For this exercise, copy out each line of the material below that includes "name".

** start of Entries **

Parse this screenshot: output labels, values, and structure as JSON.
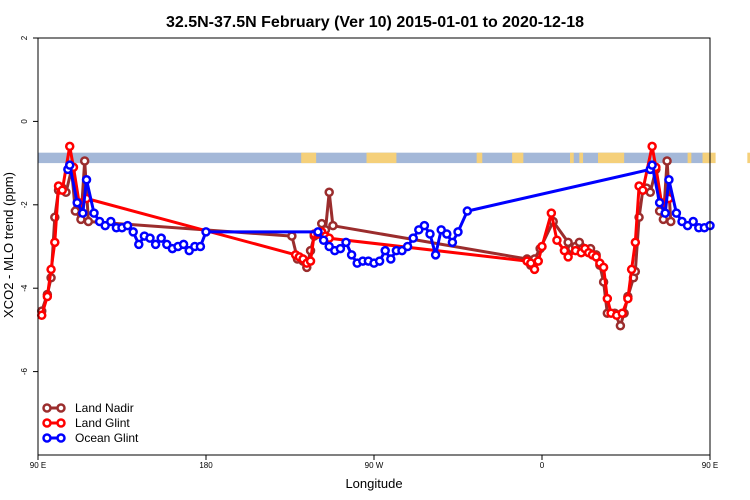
{
  "chart_data": {
    "type": "line",
    "title": "32.5N-37.5N February (Ver 10)   2015-01-01 to 2020-12-18",
    "xlabel": "Longitude",
    "ylabel": "XCO2 - MLO trend (ppm)",
    "xlim": [
      90,
      450
    ],
    "ylim": [
      -8,
      2
    ],
    "x_ticks": [
      {
        "value": 90,
        "label": "90 E"
      },
      {
        "value": 180,
        "label": "180"
      },
      {
        "value": 270,
        "label": "90 W"
      },
      {
        "value": 360,
        "label": "0"
      },
      {
        "value": 450,
        "label": "90 E"
      },
      {
        "value": 540,
        "label": "180"
      }
    ],
    "y_ticks": [
      2,
      0,
      -2,
      -4,
      -6
    ],
    "grid": false,
    "legend_position": "bottom-left",
    "land_sea_strip": {
      "y_range": [
        -1.0,
        -0.75
      ],
      "ocean_color": "#a4b8d8",
      "land_color": "#f5d07a",
      "land_segments": [
        [
          231,
          239
        ],
        [
          266,
          282
        ],
        [
          325,
          328
        ],
        [
          344,
          350
        ],
        [
          375,
          377
        ],
        [
          380,
          382
        ],
        [
          390,
          404
        ],
        [
          438,
          440
        ],
        [
          446,
          453
        ],
        [
          470,
          473
        ]
      ]
    },
    "series": [
      {
        "name": "Land Nadir",
        "color": "#9b2d2d",
        "points": [
          [
            92,
            -4.55
          ],
          [
            95,
            -4.15
          ],
          [
            97,
            -3.75
          ],
          [
            99,
            -2.3
          ],
          [
            101,
            -1.65
          ],
          [
            103,
            -1.6
          ],
          [
            105,
            -1.7
          ],
          [
            108,
            -1.15
          ],
          [
            110,
            -2.15
          ],
          [
            113,
            -2.35
          ],
          [
            115,
            -0.95
          ],
          [
            117,
            -2.4
          ],
          [
            226,
            -2.75
          ],
          [
            229,
            -3.3
          ],
          [
            232,
            -3.35
          ],
          [
            234,
            -3.5
          ],
          [
            236,
            -3.1
          ],
          [
            238,
            -2.75
          ],
          [
            240,
            -2.7
          ],
          [
            242,
            -2.45
          ],
          [
            244,
            -2.6
          ],
          [
            246,
            -1.7
          ],
          [
            248,
            -2.5
          ],
          [
            352,
            -3.3
          ],
          [
            354,
            -3.45
          ],
          [
            356,
            -3.3
          ],
          [
            359,
            -3.05
          ],
          [
            366,
            -2.4
          ],
          [
            374,
            -2.9
          ],
          [
            376,
            -3.05
          ],
          [
            378,
            -3.0
          ],
          [
            380,
            -2.9
          ],
          [
            386,
            -3.05
          ],
          [
            389,
            -3.2
          ],
          [
            391,
            -3.45
          ],
          [
            393,
            -3.85
          ],
          [
            395,
            -4.6
          ],
          [
            399,
            -4.6
          ],
          [
            402,
            -4.9
          ],
          [
            404,
            -4.6
          ],
          [
            406,
            -4.2
          ],
          [
            409,
            -3.75
          ],
          [
            410,
            -3.6
          ],
          [
            412,
            -2.3
          ],
          [
            414,
            -1.65
          ],
          [
            416,
            -1.6
          ],
          [
            418,
            -1.7
          ],
          [
            421,
            -1.15
          ],
          [
            423,
            -2.15
          ],
          [
            425,
            -2.35
          ],
          [
            427,
            -0.95
          ],
          [
            429,
            -2.4
          ]
        ]
      },
      {
        "name": "Land Glint",
        "color": "#ff0000",
        "points": [
          [
            92,
            -4.65
          ],
          [
            95,
            -4.2
          ],
          [
            97,
            -3.55
          ],
          [
            99,
            -2.9
          ],
          [
            101,
            -1.55
          ],
          [
            103,
            -1.65
          ],
          [
            107,
            -0.6
          ],
          [
            109,
            -1.1
          ],
          [
            112,
            -1.95
          ],
          [
            116,
            -1.85
          ],
          [
            228,
            -3.2
          ],
          [
            230,
            -3.25
          ],
          [
            232,
            -3.3
          ],
          [
            234,
            -3.4
          ],
          [
            236,
            -3.35
          ],
          [
            238,
            -2.7
          ],
          [
            240,
            -2.7
          ],
          [
            242,
            -2.65
          ],
          [
            244,
            -2.75
          ],
          [
            246,
            -2.8
          ],
          [
            352,
            -3.35
          ],
          [
            354,
            -3.4
          ],
          [
            356,
            -3.55
          ],
          [
            358,
            -3.35
          ],
          [
            360,
            -3.0
          ],
          [
            365,
            -2.2
          ],
          [
            368,
            -2.85
          ],
          [
            372,
            -3.1
          ],
          [
            374,
            -3.25
          ],
          [
            378,
            -3.1
          ],
          [
            381,
            -3.15
          ],
          [
            383,
            -3.05
          ],
          [
            385,
            -3.15
          ],
          [
            387,
            -3.2
          ],
          [
            389,
            -3.25
          ],
          [
            391,
            -3.4
          ],
          [
            393,
            -3.5
          ],
          [
            395,
            -4.25
          ],
          [
            397,
            -4.6
          ],
          [
            400,
            -4.65
          ],
          [
            403,
            -4.6
          ],
          [
            406,
            -4.25
          ],
          [
            408,
            -3.55
          ],
          [
            410,
            -2.9
          ],
          [
            412,
            -1.55
          ],
          [
            414,
            -1.65
          ],
          [
            419,
            -0.6
          ],
          [
            421,
            -1.1
          ],
          [
            424,
            -1.95
          ],
          [
            428,
            -1.85
          ]
        ]
      },
      {
        "name": "Ocean Glint",
        "color": "#0000ff",
        "points": [
          [
            106,
            -1.15
          ],
          [
            107,
            -1.05
          ],
          [
            111,
            -1.95
          ],
          [
            114,
            -2.2
          ],
          [
            116,
            -1.4
          ],
          [
            120,
            -2.2
          ],
          [
            123,
            -2.4
          ],
          [
            126,
            -2.5
          ],
          [
            129,
            -2.4
          ],
          [
            132,
            -2.55
          ],
          [
            135,
            -2.55
          ],
          [
            138,
            -2.5
          ],
          [
            141,
            -2.65
          ],
          [
            144,
            -2.95
          ],
          [
            147,
            -2.75
          ],
          [
            150,
            -2.8
          ],
          [
            153,
            -2.95
          ],
          [
            156,
            -2.8
          ],
          [
            159,
            -2.95
          ],
          [
            162,
            -3.05
          ],
          [
            165,
            -3.0
          ],
          [
            168,
            -2.95
          ],
          [
            171,
            -3.1
          ],
          [
            174,
            -3.0
          ],
          [
            177,
            -3.0
          ],
          [
            180,
            -2.65
          ],
          [
            240,
            -2.65
          ],
          [
            243,
            -2.85
          ],
          [
            246,
            -3.0
          ],
          [
            249,
            -3.1
          ],
          [
            252,
            -3.05
          ],
          [
            255,
            -2.9
          ],
          [
            258,
            -3.2
          ],
          [
            261,
            -3.4
          ],
          [
            264,
            -3.35
          ],
          [
            267,
            -3.35
          ],
          [
            270,
            -3.4
          ],
          [
            273,
            -3.35
          ],
          [
            276,
            -3.1
          ],
          [
            279,
            -3.3
          ],
          [
            282,
            -3.1
          ],
          [
            285,
            -3.1
          ],
          [
            288,
            -3.0
          ],
          [
            291,
            -2.8
          ],
          [
            294,
            -2.6
          ],
          [
            297,
            -2.5
          ],
          [
            300,
            -2.7
          ],
          [
            303,
            -3.2
          ],
          [
            306,
            -2.6
          ],
          [
            309,
            -2.7
          ],
          [
            312,
            -2.9
          ],
          [
            315,
            -2.65
          ],
          [
            320,
            -2.15
          ],
          [
            418,
            -1.15
          ],
          [
            419,
            -1.05
          ],
          [
            423,
            -1.95
          ],
          [
            426,
            -2.2
          ],
          [
            428,
            -1.4
          ],
          [
            432,
            -2.2
          ],
          [
            435,
            -2.4
          ],
          [
            438,
            -2.5
          ],
          [
            441,
            -2.4
          ],
          [
            444,
            -2.55
          ],
          [
            447,
            -2.55
          ],
          [
            450,
            -2.5
          ]
        ]
      }
    ]
  }
}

** end of Entries **

*Right answer*:
        "name": "Land Nadir",
        "name": "Land Glint",
        "name": "Ocean Glint",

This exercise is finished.